● **THE TASK**
From the entries below, report how many lines contain the string "JSON". Give only that number.

● **THE INPUT**
— Start —

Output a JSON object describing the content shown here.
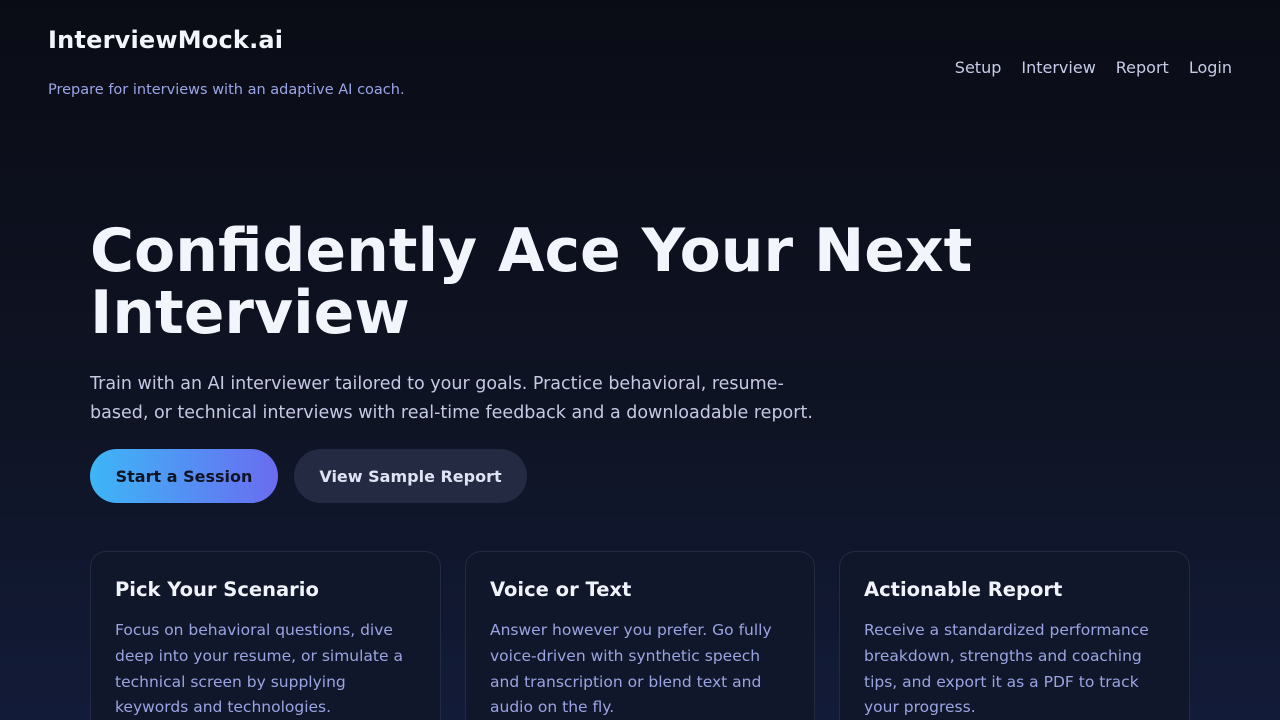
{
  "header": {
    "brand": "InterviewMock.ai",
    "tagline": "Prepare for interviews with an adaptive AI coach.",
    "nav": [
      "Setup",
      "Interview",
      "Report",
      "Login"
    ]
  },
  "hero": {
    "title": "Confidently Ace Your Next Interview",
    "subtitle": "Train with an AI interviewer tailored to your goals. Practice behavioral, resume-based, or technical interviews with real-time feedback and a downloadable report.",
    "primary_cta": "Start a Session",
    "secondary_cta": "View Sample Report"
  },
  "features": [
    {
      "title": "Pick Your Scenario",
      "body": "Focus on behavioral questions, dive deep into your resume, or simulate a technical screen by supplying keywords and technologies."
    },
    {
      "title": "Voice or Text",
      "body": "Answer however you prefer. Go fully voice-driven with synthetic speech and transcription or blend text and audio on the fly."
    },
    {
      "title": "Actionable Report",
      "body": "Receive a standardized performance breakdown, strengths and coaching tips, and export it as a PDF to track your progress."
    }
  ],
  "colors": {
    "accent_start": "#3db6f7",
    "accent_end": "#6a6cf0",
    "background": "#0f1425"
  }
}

— End —
— Start —

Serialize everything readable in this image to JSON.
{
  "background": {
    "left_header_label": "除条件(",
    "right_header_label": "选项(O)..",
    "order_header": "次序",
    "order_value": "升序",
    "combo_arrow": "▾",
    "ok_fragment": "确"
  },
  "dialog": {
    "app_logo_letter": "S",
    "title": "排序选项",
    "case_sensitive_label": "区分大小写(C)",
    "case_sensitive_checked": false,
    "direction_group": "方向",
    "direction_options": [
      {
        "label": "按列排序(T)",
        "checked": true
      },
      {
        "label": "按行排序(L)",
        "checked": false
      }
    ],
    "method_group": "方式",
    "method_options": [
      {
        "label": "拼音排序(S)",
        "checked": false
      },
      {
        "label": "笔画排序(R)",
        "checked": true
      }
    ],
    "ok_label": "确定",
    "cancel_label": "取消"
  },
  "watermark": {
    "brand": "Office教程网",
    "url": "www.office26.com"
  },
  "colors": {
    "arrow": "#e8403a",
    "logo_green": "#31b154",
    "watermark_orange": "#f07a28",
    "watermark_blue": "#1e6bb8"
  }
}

— End —
— Start —

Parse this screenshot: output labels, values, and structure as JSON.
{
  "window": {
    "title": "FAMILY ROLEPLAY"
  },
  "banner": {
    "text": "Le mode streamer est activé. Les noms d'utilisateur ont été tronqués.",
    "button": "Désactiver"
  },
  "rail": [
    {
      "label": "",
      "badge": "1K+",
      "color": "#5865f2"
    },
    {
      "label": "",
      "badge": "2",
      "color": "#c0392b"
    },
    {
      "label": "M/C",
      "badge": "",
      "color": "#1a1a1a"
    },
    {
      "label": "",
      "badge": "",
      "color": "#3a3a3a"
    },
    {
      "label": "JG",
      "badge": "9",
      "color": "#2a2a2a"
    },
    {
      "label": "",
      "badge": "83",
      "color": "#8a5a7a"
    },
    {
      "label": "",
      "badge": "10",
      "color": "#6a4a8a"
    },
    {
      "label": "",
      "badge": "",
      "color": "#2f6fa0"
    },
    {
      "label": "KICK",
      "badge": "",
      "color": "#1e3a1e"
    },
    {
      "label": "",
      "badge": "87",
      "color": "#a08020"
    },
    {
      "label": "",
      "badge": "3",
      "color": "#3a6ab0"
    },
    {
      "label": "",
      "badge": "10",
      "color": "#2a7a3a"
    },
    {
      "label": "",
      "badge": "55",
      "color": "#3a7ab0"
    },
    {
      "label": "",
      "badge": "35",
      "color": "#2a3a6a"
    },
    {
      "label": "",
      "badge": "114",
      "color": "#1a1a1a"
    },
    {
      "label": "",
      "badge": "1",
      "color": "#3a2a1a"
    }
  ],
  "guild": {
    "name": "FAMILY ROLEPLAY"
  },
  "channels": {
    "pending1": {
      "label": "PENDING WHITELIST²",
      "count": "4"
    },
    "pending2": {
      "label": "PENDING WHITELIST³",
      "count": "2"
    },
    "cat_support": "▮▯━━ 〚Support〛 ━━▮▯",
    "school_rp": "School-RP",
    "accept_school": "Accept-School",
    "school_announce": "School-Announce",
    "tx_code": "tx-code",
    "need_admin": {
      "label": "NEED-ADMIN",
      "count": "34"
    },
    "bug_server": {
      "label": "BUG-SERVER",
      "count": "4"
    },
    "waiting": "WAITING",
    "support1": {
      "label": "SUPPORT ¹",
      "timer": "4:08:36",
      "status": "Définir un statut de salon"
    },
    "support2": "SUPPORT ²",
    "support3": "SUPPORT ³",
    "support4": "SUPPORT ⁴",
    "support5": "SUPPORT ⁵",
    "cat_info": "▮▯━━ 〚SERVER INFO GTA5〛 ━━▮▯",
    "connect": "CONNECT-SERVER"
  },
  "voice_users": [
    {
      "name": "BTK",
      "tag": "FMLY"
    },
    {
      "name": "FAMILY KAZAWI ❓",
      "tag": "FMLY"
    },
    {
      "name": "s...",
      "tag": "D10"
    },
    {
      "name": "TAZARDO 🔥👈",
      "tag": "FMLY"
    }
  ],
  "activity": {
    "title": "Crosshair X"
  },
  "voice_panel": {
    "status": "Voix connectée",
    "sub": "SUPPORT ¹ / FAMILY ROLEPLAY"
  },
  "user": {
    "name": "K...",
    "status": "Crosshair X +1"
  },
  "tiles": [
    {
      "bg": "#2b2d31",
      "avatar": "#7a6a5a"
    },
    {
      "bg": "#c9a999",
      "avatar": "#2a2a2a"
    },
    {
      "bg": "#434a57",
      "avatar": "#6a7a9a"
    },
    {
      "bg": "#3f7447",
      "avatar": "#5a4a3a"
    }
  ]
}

— End —

● **CORRECT ANSWER**
3